[AVAILABLE RECORDS]:
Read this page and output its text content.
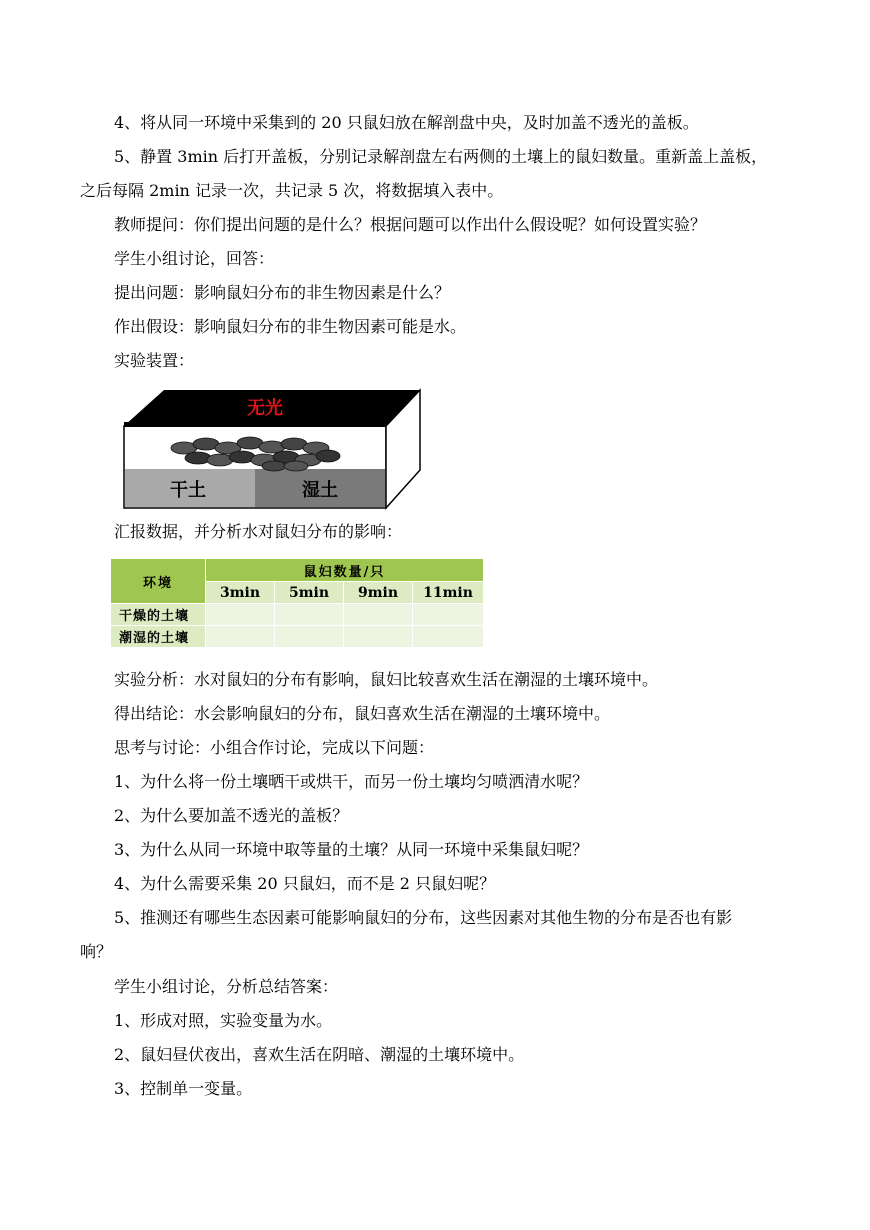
4、将从同一环境中采集到的 20 只鼠妇放在解剖盘中央，及时加盖不透光的盖板。
5、静置 3min 后打开盖板，分别记录解剖盘左右两侧的土壤上的鼠妇数量。重新盖上盖板，
之后每隔 2min 记录一次，共记录 5 次，将数据填入表中。
教师提问：你们提出问题的是什么？根据问题可以作出什么假设呢？如何设置实验？
学生小组讨论，回答：
提出问题：影响鼠妇分布的非生物因素是什么？
作出假设：影响鼠妇分布的非生物因素可能是水。
实验装置：
无光
干土	湿土
汇报数据，并分析水对鼠妇分布的影响：
环境	鼠妇数量/只			
	3min	5min	9min	11min
干燥的土壤				
潮湿的土壤				
实验分析：水对鼠妇的分布有影响，鼠妇比较喜欢生活在潮湿的土壤环境中。
得出结论：水会影响鼠妇的分布，鼠妇喜欢生活在潮湿的土壤环境中。
思考与讨论：小组合作讨论，完成以下问题：
1、为什么将一份土壤晒干或烘干，而另一份土壤均匀喷洒清水呢？
2、为什么要加盖不透光的盖板？
3、为什么从同一环境中取等量的土壤？从同一环境中采集鼠妇呢？
4、为什么需要采集 20 只鼠妇，而不是 2 只鼠妇呢？
5、推测还有哪些生态因素可能影响鼠妇的分布，这些因素对其他生物的分布是否也有影
响？
学生小组讨论，分析总结答案：
1、形成对照，实验变量为水。
2、鼠妇昼伏夜出，喜欢生活在阴暗、潮湿的土壤环境中。
3、控制单一变量。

[EXERCISE DESCRIPTION]:
Give the data again exactly as written, with all pictures left out.

[FINISHED EXERCISE]:
Read this page and output its text content.
4、将从同一环境中采集到的 20 只鼠妇放在解剖盘中央，及时加盖不透光的盖板。
5、静置 3min 后打开盖板，分别记录解剖盘左右两侧的土壤上的鼠妇数量。重新盖上盖板，
之后每隔 2min 记录一次，共记录 5 次，将数据填入表中。
教师提问：你们提出问题的是什么？根据问题可以作出什么假设呢？如何设置实验？
学生小组讨论，回答：
提出问题：影响鼠妇分布的非生物因素是什么？
作出假设：影响鼠妇分布的非生物因素可能是水。
实验装置：
无光
干土	湿土
汇报数据，并分析水对鼠妇分布的影响：
环境	鼠妇数量/只			
	3min	5min	9min	11min
干燥的土壤				
潮湿的土壤				
实验分析：水对鼠妇的分布有影响，鼠妇比较喜欢生活在潮湿的土壤环境中。
得出结论：水会影响鼠妇的分布，鼠妇喜欢生活在潮湿的土壤环境中。
思考与讨论：小组合作讨论，完成以下问题：
1、为什么将一份土壤晒干或烘干，而另一份土壤均匀喷洒清水呢？
2、为什么要加盖不透光的盖板？
3、为什么从同一环境中取等量的土壤？从同一环境中采集鼠妇呢？
4、为什么需要采集 20 只鼠妇，而不是 2 只鼠妇呢？
5、推测还有哪些生态因素可能影响鼠妇的分布，这些因素对其他生物的分布是否也有影
响？
学生小组讨论，分析总结答案：
1、形成对照，实验变量为水。
2、鼠妇昼伏夜出，喜欢生活在阴暗、潮湿的土壤环境中。
3、控制单一变量。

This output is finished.